(Stored records)
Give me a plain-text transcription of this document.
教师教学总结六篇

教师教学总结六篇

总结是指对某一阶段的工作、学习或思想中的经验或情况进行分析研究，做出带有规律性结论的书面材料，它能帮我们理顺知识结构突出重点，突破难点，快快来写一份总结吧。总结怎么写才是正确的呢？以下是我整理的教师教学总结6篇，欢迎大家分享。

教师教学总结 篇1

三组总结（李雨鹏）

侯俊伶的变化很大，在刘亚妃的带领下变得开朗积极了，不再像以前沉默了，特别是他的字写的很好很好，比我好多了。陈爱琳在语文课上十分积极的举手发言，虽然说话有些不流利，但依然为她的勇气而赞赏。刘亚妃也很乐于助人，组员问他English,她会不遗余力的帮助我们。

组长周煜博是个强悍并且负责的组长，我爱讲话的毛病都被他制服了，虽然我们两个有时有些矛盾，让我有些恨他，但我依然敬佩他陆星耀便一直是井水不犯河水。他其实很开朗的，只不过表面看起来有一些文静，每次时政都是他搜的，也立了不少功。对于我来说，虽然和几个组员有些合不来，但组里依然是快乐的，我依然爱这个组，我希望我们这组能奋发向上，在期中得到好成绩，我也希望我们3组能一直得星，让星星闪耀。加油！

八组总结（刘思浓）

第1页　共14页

#### Aim of the task:
Write out the whole listing exactly.

#### Finished task:
Give me a plain-text transcription of this document.
教师教学总结六篇

教师教学总结六篇

总结是指对某一阶段的工作、学习或思想中的经验或情况进行分析研究，做出带有规律性结论的书面材料，它能帮我们理顺知识结构突出重点，突破难点，快快来写一份总结吧。总结怎么写才是正确的呢？以下是我整理的教师教学总结6篇，欢迎大家分享。

教师教学总结 篇1

三组总结（李雨鹏）

侯俊伶的变化很大，在刘亚妃的带领下变得开朗积极了，不再像以前沉默了，特别是他的字写的很好很好，比我好多了。陈爱琳在语文课上十分积极的举手发言，虽然说话有些不流利，但依然为她的勇气而赞赏。刘亚妃也很乐于助人，组员问他English,她会不遗余力的帮助我们。

组长周煜博是个强悍并且负责的组长，我爱讲话的毛病都被他制服了，虽然我们两个有时有些矛盾，让我有些恨他，但我依然敬佩他陆星耀便一直是井水不犯河水。他其实很开朗的，只不过表面看起来有一些文静，每次时政都是他搜的，也立了不少功。对于我来说，虽然和几个组员有些合不来，但组里依然是快乐的，我依然爱这个组，我希望我们这组能奋发向上，在期中得到好成绩，我也希望我们3组能一直得星，让星星闪耀。加油！

八组总结（刘思浓）

第1页　共14页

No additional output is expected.